#### Work to complete:
Select, from the material below, each line with "绿色食品" in it.

#### Records supplied:
---+---

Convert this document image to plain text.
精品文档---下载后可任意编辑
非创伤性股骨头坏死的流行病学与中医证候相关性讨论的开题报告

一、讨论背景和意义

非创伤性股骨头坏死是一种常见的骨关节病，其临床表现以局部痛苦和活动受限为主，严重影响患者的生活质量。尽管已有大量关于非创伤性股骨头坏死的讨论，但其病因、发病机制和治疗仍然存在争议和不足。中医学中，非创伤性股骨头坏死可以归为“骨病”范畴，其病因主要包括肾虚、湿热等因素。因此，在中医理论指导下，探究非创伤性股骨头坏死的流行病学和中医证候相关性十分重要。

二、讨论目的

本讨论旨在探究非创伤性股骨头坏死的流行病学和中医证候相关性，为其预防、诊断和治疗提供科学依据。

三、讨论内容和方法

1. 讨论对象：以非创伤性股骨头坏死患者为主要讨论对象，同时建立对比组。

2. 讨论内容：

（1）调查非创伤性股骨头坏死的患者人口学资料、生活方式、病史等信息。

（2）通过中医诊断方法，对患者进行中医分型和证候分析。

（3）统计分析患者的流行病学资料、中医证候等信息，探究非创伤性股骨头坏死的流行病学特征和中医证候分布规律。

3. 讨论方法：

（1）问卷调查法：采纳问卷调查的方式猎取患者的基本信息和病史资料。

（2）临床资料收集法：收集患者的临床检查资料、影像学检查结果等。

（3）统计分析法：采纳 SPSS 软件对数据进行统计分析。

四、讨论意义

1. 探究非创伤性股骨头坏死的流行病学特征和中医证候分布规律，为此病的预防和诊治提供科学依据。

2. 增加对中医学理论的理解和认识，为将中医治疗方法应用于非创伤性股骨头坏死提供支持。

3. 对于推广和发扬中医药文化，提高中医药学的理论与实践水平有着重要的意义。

---+---

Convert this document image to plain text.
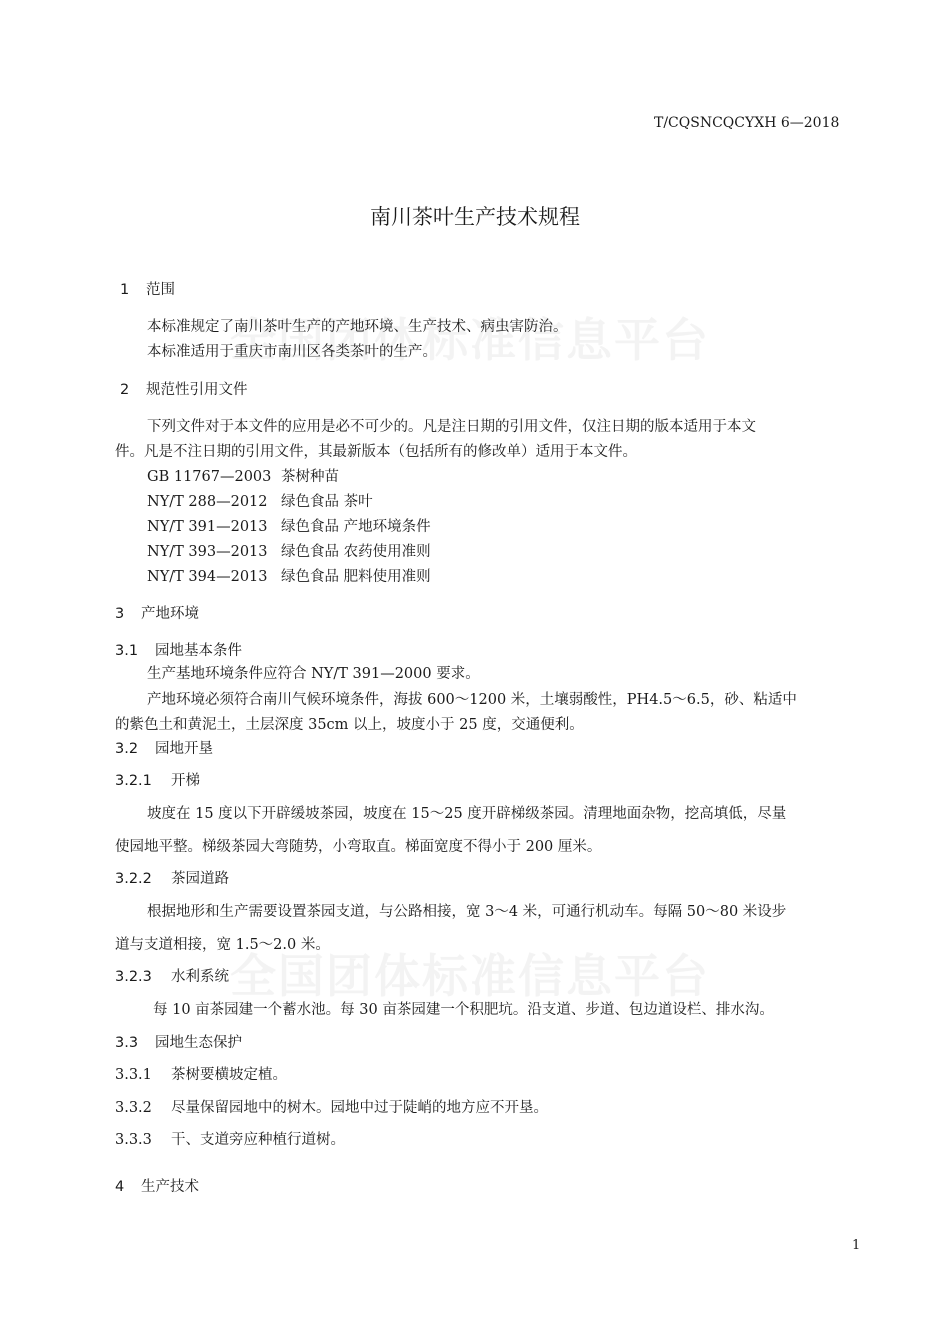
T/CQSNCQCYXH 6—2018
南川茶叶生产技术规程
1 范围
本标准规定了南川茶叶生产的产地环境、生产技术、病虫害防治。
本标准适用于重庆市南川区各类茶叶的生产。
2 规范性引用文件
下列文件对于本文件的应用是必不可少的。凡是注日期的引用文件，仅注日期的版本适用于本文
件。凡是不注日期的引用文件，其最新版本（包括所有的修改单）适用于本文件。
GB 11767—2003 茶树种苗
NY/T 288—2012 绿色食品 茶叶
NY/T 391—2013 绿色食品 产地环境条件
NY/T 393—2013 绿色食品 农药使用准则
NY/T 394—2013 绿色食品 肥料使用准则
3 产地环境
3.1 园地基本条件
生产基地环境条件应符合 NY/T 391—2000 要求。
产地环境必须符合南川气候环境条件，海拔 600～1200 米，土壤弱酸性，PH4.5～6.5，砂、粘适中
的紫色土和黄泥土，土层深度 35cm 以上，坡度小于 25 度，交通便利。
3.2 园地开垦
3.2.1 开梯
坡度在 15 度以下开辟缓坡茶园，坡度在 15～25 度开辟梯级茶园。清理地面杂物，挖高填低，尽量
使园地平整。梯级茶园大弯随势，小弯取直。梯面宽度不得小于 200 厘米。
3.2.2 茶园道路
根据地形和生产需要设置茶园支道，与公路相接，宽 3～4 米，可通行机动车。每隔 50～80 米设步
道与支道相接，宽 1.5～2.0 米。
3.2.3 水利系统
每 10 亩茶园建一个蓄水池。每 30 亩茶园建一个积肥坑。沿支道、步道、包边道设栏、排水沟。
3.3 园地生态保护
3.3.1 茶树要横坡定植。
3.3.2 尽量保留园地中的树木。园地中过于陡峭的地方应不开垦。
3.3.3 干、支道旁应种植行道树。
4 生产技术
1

---+---

#### Right answer:
NY/T 288—2012 绿色食品 茶叶
NY/T 391—2013 绿色食品 产地环境条件
NY/T 393—2013 绿色食品 农药使用准则
NY/T 394—2013 绿色食品 肥料使用准则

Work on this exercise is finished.